» Stated exercise
Entries follow. Set all of them down as they stand.
★ ★ ★
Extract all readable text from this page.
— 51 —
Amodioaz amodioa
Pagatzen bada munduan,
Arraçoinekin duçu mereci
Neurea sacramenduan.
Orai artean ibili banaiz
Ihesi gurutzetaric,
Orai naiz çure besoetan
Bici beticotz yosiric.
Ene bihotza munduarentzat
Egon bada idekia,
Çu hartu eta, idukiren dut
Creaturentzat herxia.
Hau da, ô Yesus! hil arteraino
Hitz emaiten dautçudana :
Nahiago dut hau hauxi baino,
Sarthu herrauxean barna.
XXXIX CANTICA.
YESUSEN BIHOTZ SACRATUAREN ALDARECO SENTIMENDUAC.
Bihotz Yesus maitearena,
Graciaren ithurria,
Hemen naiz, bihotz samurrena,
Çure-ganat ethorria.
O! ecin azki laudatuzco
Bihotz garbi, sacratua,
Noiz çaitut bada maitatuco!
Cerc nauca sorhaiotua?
★ ★ ★
» Result
Extract all readable text from this page.
— 51 —
Amodioaz amodioa
Pagatzen bada munduan,
Arraçoinekin duçu mereci
Neurea sacramenduan.
Orai artean ibili banaiz
Ihesi gurutzetaric,
Orai naiz çure besoetan
Bici beticotz yosiric.
Ene bihotza munduarentzat
Egon bada idekia,
Çu hartu eta, idukiren dut
Creaturentzat herxia.
Hau da, ô Yesus! hil arteraino
Hitz emaiten dautçudana :
Nahiago dut hau hauxi baino,
Sarthu herrauxean barna.
XXXIX CANTICA.
YESUSEN BIHOTZ SACRATUAREN ALDARECO SENTIMENDUAC.
Bihotz Yesus maitearena,
Graciaren ithurria,
Hemen naiz, bihotz samurrena,
Çure-ganat ethorria.
O! ecin azki laudatuzco
Bihotz garbi, sacratua,
Noiz çaitut bada maitatuco!
Cerc nauca sorhaiotua?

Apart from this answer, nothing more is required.